[Records]
* BEGIN *

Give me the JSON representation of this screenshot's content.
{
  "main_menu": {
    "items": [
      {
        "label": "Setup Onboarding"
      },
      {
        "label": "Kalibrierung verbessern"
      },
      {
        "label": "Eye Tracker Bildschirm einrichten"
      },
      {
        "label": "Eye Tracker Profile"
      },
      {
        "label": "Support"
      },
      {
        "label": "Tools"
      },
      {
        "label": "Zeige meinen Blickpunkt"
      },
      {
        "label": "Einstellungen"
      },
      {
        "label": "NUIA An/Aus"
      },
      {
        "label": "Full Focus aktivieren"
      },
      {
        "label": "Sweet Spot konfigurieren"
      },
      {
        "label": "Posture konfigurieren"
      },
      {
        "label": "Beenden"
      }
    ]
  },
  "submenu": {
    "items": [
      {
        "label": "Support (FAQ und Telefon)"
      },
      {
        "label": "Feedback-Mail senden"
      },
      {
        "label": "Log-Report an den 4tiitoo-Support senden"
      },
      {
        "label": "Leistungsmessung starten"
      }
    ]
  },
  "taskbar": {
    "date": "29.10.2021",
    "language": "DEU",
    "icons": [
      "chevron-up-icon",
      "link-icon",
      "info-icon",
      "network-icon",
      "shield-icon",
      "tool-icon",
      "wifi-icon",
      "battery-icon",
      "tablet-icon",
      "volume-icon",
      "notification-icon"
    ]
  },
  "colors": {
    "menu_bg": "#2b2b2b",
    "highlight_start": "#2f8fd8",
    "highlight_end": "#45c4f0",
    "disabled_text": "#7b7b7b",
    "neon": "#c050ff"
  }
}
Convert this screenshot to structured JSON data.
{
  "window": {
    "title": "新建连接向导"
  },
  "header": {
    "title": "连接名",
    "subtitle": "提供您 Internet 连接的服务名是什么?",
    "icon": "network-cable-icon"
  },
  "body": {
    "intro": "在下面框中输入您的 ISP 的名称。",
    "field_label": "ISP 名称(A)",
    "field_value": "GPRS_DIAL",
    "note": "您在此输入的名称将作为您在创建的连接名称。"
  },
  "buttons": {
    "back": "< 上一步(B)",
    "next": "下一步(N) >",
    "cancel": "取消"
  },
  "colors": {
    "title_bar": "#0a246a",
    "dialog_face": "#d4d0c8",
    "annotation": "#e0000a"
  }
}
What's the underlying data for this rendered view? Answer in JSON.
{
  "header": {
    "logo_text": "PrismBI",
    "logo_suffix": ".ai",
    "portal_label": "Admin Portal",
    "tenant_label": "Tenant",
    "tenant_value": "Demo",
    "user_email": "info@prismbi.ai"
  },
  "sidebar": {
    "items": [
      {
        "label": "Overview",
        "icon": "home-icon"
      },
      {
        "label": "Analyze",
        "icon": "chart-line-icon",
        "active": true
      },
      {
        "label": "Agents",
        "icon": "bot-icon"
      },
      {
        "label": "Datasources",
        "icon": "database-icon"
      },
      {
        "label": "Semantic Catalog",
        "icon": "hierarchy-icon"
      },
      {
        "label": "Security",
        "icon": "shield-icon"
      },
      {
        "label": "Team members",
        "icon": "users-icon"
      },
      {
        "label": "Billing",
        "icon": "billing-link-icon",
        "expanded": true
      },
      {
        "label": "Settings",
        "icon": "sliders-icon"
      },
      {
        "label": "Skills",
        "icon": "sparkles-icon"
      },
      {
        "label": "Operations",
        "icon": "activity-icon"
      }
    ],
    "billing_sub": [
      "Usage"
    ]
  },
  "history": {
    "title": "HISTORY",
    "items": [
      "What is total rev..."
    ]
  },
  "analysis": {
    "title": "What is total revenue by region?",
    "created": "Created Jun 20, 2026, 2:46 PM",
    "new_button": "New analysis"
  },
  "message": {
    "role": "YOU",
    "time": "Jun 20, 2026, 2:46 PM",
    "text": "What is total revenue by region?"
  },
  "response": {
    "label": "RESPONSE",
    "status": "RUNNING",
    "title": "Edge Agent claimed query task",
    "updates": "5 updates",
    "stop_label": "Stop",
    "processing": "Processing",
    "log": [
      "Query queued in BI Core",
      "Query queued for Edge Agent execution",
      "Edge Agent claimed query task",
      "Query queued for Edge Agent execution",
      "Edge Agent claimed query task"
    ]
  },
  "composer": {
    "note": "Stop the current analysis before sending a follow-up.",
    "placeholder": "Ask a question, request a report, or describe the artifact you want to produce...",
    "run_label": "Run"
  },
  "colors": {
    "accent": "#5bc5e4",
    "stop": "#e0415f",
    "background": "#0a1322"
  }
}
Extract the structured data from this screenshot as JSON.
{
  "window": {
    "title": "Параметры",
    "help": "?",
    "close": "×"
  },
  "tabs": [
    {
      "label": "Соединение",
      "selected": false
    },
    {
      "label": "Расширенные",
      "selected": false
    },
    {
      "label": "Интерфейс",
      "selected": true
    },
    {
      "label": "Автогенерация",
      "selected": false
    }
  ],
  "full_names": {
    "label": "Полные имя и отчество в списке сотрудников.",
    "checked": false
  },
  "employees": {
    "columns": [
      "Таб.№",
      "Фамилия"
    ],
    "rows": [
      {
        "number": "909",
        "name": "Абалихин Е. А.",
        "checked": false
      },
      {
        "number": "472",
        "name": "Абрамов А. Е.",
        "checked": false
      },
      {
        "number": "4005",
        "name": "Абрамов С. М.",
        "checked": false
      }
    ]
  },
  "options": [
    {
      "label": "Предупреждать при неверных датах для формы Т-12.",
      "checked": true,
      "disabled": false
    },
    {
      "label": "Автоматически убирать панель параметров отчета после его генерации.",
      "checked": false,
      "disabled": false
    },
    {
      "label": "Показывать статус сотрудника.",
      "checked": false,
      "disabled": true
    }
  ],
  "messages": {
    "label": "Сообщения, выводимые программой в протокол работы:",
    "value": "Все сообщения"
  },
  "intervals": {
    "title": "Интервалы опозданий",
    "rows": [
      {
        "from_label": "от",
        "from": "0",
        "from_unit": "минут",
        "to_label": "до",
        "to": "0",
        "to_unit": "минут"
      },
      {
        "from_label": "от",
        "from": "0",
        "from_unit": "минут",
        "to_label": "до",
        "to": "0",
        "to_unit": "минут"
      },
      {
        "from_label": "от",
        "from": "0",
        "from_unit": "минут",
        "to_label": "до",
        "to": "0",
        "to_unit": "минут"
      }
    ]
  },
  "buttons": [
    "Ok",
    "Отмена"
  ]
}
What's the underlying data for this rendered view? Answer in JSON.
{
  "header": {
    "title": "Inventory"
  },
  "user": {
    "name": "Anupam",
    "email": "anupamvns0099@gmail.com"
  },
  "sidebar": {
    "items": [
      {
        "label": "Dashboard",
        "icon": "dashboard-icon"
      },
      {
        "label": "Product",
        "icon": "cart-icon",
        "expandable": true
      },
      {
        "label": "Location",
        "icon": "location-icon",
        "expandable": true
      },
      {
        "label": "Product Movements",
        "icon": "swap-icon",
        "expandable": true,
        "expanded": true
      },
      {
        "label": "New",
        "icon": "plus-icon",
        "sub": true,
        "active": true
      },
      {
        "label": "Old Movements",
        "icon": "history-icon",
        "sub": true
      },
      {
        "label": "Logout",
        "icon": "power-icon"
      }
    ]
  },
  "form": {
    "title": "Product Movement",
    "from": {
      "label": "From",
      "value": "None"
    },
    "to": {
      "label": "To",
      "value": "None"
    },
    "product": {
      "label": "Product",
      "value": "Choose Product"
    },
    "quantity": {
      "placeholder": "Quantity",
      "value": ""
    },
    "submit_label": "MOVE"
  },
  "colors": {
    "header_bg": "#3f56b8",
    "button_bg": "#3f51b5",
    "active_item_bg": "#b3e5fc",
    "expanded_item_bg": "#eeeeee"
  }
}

* END *

# TASK TO CARRY OUT
Give the count of lines holding the word "senden", with no other words.

# RESULT
2